==== ESTRATTO FORNITO ====
La
caverna – José Saramago –
Feltrinelli – Pagg. 345 – ISBN 9788807887345
– Euro 9,50
Tutto
scorre...
In
puro stile da presa diretta, come se fossimo al cospetto di una
sceneggiatura già tradotta in movimento, Saramago entra dentro
un'azione scenica, imposta un narratore e gli fa traslare il fatto in
sé, i protagonisti e i luoghi, imponendosi fin da subito come
il detentore della verità. La voce narrante è infatti
onnisciente, non tanto perché anticipa fatti o riprende gli
antefatti, quanto perché è la detentrice di quella
verità cui tende l'intera narrazione: è il filosofo
contemplato da Platone, colui che ama la verità e non insegue
l'opinione.
In
questo romanzo il mito della caverna è alla base dell'intera
narrazione e si mostra funzionale all'epilogo della vicenda narrata
che altro non è se non un banale e sano quotidiano minacciato
dall'aleatorio, dal superfluo, dal ridicolo.
Cipriano
Algor è vasaio, ha sessantaquattro anni, una figlia, un genero
che lavora in città, nel Centro, vero cuore pulsante
dell'attività economica del circondario, e una vicina che
potrebbe alleviare la mancanza della sua cara moglie defunta. Si
ritrova presto anche padrone di un cane. E sappiamo fin da subito, e
ancor prima di lui, che presto diventerà nonno. A fasi
alterne, godendo di alcune piccole anticipazioni, ignari ancora gli
stessi personaggi, saremo resi edotti anche di altri piccoli
fatterelli, che pur carichi di un'implicita drammaticità,
vengono affrontati dagli stessi con atavico eroismo misto a pura
rassegnazione.
==== MATERIALE ====
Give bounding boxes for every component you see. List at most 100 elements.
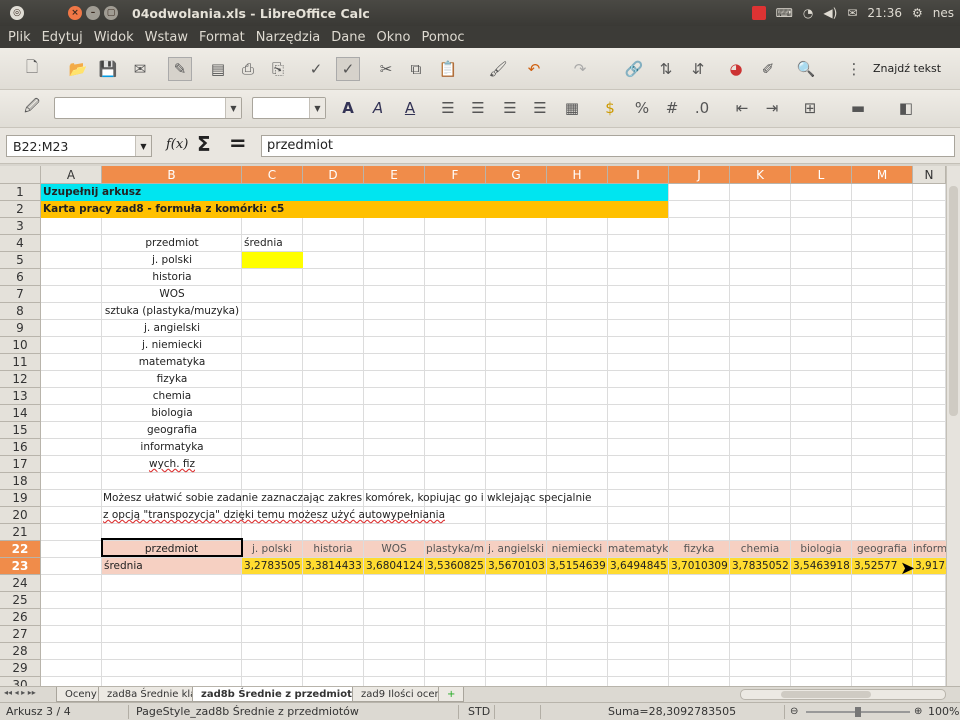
====
--- OBIETTIVO 1 ---
Secondo la recensione de "La caverna", quanti anni ha Cipriano Algor e che mestiere fa?
--- OBIETTIVO 2 ---
Prosegui la recensione de "La caverna" di Saramago a partire dal punto in cui si interrompe.

--- RISULTATO DELL'ESERCIZIO 1 ---
Ha sessantaquattro anni ed è vasaio.

--- RISULTATO DELL'ESERCIZIO 2 ---
Il
fatto che innesca la narrazione, e rompe ogni dimensione temporale e
ogni certezza, una sorta di velo di Maya, è la risoluzione
unilaterale del rapporto lavorativo di Cipriano con il Centro che non
ha più bisogno dei suoi vasi, della sua terracotta, della
sapienza creatrice delle mani, della caducità di un oggetto,
semplicemente perché la domanda non incontra più
l'offerta e il suo prodotto ha cessato di essere concorrenziale. La
sua estromissione è graduale, lenta e patetica, metafora della
caducità a marcare l'idea che tra un essere umano e un coccio
non intercorre differenza alcuna.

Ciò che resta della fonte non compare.